## Begin WORKING DATA

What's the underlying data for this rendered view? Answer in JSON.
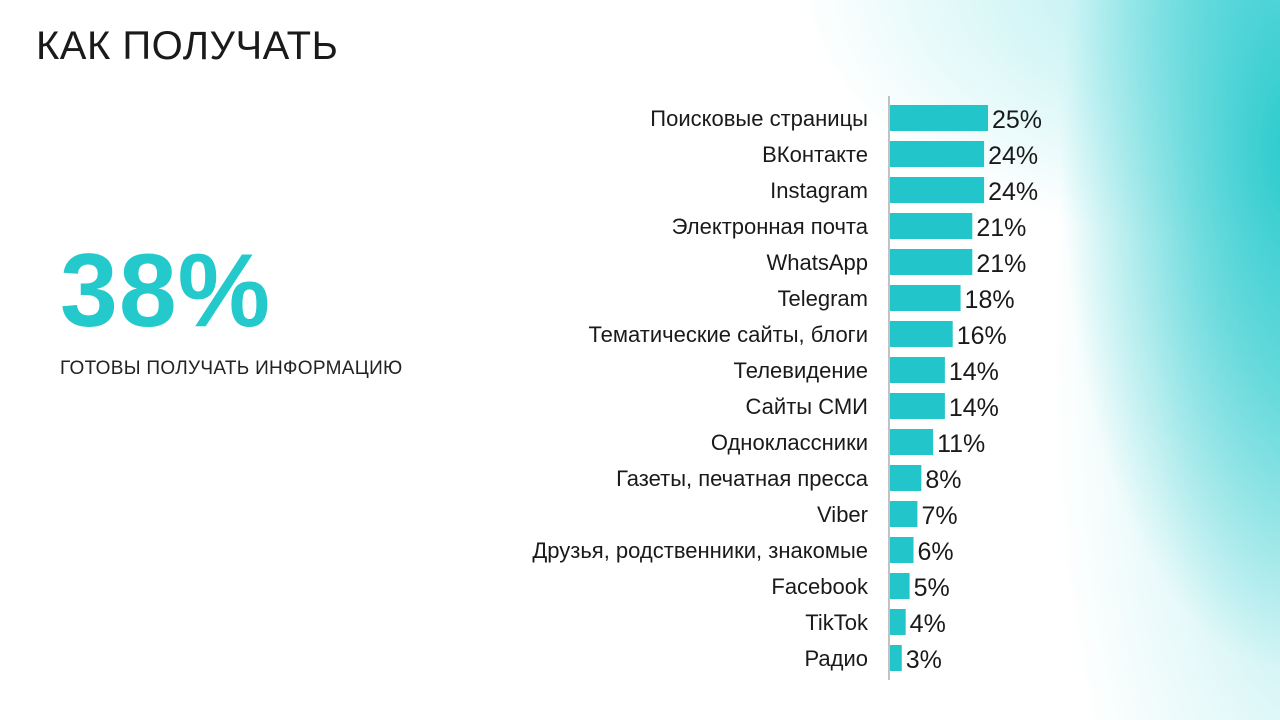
{
  "page": {
    "title": "КАК ПОЛУЧАТЬ",
    "highlight": {
      "value": "38%",
      "caption": "ГОТОВЫ ПОЛУЧАТЬ ИНФОРМАЦИЮ"
    }
  },
  "colors": {
    "accent": "#24C9CC",
    "bar": "#22C5C9",
    "text": "#1a1a1a"
  },
  "chart_data": {
    "type": "bar",
    "orientation": "horizontal",
    "categories": [
      "Поисковые страницы",
      "ВКонтакте",
      "Instagram",
      "Электронная почта",
      "WhatsApp",
      "Telegram",
      "Тематические сайты, блоги",
      "Телевидение",
      "Сайты СМИ",
      "Одноклассники",
      "Газеты, печатная пресса",
      "Viber",
      "Друзья, родственники, знакомые",
      "Facebook",
      "TikTok",
      "Радио"
    ],
    "values": [
      25,
      24,
      24,
      21,
      21,
      18,
      16,
      14,
      14,
      11,
      8,
      7,
      6,
      5,
      4,
      3
    ],
    "value_labels": [
      "25%",
      "24%",
      "24%",
      "21%",
      "21%",
      "18%",
      "16%",
      "14%",
      "14%",
      "11%",
      "8%",
      "7%",
      "6%",
      "5%",
      "4%",
      "3%"
    ],
    "unit": "%",
    "xlim": [
      0,
      25
    ],
    "grid": false,
    "legend": "none"
  }
}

## End WORKING DATA

▶ _OBJECTIVE_: Copy every single line of the material above that holds "ПОЛУЧАТЬ".

▶ _RESULT OF THIS TASK_:
    "title": "КАК ПОЛУЧАТЬ",
      "caption": "ГОТОВЫ ПОЛУЧАТЬ ИНФОРМАЦИЮ"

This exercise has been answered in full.